======== DATA SUPPLIED ========

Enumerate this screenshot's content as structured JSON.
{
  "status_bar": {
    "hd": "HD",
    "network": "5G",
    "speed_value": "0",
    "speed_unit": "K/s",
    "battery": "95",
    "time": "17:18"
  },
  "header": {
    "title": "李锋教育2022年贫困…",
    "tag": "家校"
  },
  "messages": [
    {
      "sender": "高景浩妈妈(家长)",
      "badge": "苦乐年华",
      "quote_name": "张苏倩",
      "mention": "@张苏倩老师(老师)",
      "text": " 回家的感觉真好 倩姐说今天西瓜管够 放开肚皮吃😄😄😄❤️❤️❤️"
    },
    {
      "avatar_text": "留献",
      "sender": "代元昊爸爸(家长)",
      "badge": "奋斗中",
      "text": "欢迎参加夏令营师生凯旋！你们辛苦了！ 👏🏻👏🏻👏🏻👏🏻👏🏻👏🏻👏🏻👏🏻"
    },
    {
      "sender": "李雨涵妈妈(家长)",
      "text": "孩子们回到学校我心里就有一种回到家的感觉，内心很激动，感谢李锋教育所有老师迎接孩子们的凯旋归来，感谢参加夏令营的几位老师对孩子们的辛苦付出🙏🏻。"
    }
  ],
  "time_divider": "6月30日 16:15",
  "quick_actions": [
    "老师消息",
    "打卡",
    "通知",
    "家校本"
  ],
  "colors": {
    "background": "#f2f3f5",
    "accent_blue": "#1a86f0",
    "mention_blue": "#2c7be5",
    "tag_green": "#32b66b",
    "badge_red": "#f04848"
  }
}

========

* **EXERCISE**
Copy all the records above exactly, missing none.

* **ANSWER TO THIS TASK**
Enumerate this screenshot's content as structured JSON.
{
  "status_bar": {
    "hd": "HD",
    "network": "5G",
    "speed_value": "0",
    "speed_unit": "K/s",
    "battery": "95",
    "time": "17:18"
  },
  "header": {
    "title": "李锋教育2022年贫困…",
    "tag": "家校"
  },
  "messages": [
    {
      "sender": "高景浩妈妈(家长)",
      "badge": "苦乐年华",
      "quote_name": "张苏倩",
      "mention": "@张苏倩老师(老师)",
      "text": " 回家的感觉真好 倩姐说今天西瓜管够 放开肚皮吃😄😄😄❤️❤️❤️"
    },
    {
      "avatar_text": "留献",
      "sender": "代元昊爸爸(家长)",
      "badge": "奋斗中",
      "text": "欢迎参加夏令营师生凯旋！你们辛苦了！ 👏🏻👏🏻👏🏻👏🏻👏🏻👏🏻👏🏻👏🏻"
    },
    {
      "sender": "李雨涵妈妈(家长)",
      "text": "孩子们回到学校我心里就有一种回到家的感觉，内心很激动，感谢李锋教育所有老师迎接孩子们的凯旋归来，感谢参加夏令营的几位老师对孩子们的辛苦付出🙏🏻。"
    }
  ],
  "time_divider": "6月30日 16:15",
  "quick_actions": [
    "老师消息",
    "打卡",
    "通知",
    "家校本"
  ],
  "colors": {
    "background": "#f2f3f5",
    "accent_blue": "#1a86f0",
    "mention_blue": "#2c7be5",
    "tag_green": "#32b66b",
    "badge_red": "#f04848"
  }
}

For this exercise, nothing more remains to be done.